[Description of the task]
From the line that includes "OCR this image." to the last line of the records, inclusive, repeat each line exactly.

[Records provided]
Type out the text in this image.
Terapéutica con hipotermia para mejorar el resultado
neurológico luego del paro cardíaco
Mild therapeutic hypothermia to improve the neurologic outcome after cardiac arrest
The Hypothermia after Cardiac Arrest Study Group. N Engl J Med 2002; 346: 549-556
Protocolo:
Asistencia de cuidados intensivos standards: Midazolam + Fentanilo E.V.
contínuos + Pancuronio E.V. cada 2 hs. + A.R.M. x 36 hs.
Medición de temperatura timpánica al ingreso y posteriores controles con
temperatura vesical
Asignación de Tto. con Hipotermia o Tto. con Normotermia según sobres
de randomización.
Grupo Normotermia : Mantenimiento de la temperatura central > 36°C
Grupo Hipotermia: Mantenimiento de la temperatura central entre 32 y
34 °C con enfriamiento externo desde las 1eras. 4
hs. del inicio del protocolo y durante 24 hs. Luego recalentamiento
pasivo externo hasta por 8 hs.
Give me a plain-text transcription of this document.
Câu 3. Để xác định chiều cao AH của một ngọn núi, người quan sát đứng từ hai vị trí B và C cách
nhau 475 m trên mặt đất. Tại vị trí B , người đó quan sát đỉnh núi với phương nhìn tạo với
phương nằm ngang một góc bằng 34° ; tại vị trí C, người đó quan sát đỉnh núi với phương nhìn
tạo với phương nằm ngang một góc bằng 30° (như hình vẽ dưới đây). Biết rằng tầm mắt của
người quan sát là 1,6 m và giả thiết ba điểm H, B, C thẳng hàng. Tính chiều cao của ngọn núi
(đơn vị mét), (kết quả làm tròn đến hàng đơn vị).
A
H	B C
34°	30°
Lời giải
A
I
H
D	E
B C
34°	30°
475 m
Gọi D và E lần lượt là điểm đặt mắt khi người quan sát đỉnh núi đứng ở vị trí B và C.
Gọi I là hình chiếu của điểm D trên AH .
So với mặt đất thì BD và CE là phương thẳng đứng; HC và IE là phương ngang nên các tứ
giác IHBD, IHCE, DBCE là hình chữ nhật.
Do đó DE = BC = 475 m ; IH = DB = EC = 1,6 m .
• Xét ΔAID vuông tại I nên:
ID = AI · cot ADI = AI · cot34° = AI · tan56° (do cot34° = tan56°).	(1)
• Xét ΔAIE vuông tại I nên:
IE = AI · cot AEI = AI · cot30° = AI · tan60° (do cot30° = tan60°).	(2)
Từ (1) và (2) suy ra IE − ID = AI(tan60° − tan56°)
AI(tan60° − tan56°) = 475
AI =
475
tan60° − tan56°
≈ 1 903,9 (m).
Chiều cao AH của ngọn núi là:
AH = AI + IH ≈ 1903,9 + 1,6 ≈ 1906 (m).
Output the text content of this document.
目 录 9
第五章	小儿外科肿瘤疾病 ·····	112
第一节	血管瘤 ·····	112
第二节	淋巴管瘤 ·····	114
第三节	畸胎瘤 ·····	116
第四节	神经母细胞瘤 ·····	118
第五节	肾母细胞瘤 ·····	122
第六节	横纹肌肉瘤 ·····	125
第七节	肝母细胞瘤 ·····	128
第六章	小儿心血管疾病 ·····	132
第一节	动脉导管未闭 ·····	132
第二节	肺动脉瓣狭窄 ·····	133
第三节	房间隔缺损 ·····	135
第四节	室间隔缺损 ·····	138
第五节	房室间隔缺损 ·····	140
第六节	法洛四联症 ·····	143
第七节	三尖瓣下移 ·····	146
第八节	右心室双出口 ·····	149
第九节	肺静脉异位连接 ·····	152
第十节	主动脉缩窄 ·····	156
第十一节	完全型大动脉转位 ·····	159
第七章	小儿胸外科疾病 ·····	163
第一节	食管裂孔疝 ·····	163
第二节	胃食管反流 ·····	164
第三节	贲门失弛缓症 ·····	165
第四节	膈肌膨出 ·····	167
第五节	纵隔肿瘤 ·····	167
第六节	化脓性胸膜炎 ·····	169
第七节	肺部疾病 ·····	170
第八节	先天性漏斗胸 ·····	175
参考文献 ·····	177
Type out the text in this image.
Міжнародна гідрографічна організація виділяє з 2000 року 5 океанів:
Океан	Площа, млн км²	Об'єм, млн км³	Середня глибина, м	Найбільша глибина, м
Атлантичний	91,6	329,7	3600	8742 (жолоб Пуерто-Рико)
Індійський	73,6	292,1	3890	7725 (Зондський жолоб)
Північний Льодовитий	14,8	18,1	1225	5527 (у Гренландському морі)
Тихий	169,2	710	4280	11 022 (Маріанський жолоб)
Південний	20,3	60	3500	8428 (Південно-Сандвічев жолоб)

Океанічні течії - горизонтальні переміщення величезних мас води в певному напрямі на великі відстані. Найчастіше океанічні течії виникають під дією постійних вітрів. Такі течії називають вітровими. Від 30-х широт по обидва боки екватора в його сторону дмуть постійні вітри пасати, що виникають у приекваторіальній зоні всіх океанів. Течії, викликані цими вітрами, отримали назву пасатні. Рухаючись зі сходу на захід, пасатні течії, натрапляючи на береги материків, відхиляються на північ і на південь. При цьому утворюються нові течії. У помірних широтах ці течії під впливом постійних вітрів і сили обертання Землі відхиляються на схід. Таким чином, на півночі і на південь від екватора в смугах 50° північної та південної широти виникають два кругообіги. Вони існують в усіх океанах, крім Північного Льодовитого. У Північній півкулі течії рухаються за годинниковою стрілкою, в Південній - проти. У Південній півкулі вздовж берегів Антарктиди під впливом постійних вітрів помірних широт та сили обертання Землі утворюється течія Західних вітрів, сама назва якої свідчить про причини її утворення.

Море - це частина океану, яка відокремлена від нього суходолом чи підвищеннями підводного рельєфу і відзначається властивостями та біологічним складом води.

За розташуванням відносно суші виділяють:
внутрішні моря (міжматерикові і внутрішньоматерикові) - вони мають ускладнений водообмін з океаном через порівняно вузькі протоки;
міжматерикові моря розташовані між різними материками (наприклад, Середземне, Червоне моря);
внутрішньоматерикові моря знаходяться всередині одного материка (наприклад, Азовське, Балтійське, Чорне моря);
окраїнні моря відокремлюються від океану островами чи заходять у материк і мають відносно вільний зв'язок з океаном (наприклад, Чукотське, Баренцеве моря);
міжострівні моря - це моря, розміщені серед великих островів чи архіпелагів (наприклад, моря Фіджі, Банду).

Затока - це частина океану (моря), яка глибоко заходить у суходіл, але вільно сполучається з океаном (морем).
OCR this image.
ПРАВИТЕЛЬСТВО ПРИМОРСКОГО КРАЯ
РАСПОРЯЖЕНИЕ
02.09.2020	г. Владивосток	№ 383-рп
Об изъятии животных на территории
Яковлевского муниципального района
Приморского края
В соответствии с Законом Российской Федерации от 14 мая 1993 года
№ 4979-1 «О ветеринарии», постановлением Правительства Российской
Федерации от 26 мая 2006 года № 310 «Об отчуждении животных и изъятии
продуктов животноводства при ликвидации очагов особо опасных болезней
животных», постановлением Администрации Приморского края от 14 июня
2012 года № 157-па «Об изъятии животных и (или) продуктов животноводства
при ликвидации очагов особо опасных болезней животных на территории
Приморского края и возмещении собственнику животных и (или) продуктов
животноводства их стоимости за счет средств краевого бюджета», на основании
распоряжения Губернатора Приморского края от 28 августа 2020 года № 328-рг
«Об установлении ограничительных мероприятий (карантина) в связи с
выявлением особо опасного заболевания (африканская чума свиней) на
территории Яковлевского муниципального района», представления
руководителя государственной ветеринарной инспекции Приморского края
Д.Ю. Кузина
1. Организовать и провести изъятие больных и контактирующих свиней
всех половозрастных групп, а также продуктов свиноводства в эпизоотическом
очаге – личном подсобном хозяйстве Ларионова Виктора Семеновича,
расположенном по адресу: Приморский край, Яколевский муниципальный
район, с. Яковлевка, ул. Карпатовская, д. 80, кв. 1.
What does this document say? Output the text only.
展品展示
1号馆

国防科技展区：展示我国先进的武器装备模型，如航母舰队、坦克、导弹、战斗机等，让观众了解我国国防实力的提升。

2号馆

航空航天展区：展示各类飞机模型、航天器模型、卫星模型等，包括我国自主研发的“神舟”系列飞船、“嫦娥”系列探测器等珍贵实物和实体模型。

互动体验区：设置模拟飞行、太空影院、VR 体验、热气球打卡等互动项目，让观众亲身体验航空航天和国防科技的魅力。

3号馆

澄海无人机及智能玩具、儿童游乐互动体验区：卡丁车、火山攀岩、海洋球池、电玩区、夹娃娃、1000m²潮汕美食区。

[Exercise response]
OCR this image.
ПРАВИТЕЛЬСТВО ПРИМОРСКОГО КРАЯ
РАСПОРЯЖЕНИЕ
02.09.2020	г. Владивосток	№ 383-рп
Об изъятии животных на территории
Яковлевского муниципального района
Приморского края
В соответствии с Законом Российской Федерации от 14 мая 1993 года
№ 4979-1 «О ветеринарии», постановлением Правительства Российской
Федерации от 26 мая 2006 года № 310 «Об отчуждении животных и изъятии
продуктов животноводства при ликвидации очагов особо опасных болезней
животных», постановлением Администрации Приморского края от 14 июня
2012 года № 157-па «Об изъятии животных и (или) продуктов животноводства
при ликвидации очагов особо опасных болезней животных на территории
Приморского края и возмещении собственнику животных и (или) продуктов
животноводства их стоимости за счет средств краевого бюджета», на основании
распоряжения Губернатора Приморского края от 28 августа 2020 года № 328-рг
«Об установлении ограничительных мероприятий (карантина) в связи с
выявлением особо опасного заболевания (африканская чума свиней) на
территории Яковлевского муниципального района», представления
руководителя государственной ветеринарной инспекции Приморского края
Д.Ю. Кузина
1. Организовать и провести изъятие больных и контактирующих свиней
всех половозрастных групп, а также продуктов свиноводства в эпизоотическом
очаге – личном подсобном хозяйстве Ларионова Виктора Семеновича,
расположенном по адресу: Приморский край, Яколевский муниципальный
район, с. Яковлевка, ул. Карпатовская, д. 80, кв. 1.
What does this document say? Output the text only.
展品展示
1号馆

国防科技展区：展示我国先进的武器装备模型，如航母舰队、坦克、导弹、战斗机等，让观众了解我国国防实力的提升。

2号馆

航空航天展区：展示各类飞机模型、航天器模型、卫星模型等，包括我国自主研发的“神舟”系列飞船、“嫦娥”系列探测器等珍贵实物和实体模型。

互动体验区：设置模拟飞行、太空影院、VR 体验、热气球打卡等互动项目，让观众亲身体验航空航天和国防科技的魅力。

3号馆

澄海无人机及智能玩具、儿童游乐互动体验区：卡丁车、火山攀岩、海洋球池、电玩区、夹娃娃、1000m²潮汕美食区。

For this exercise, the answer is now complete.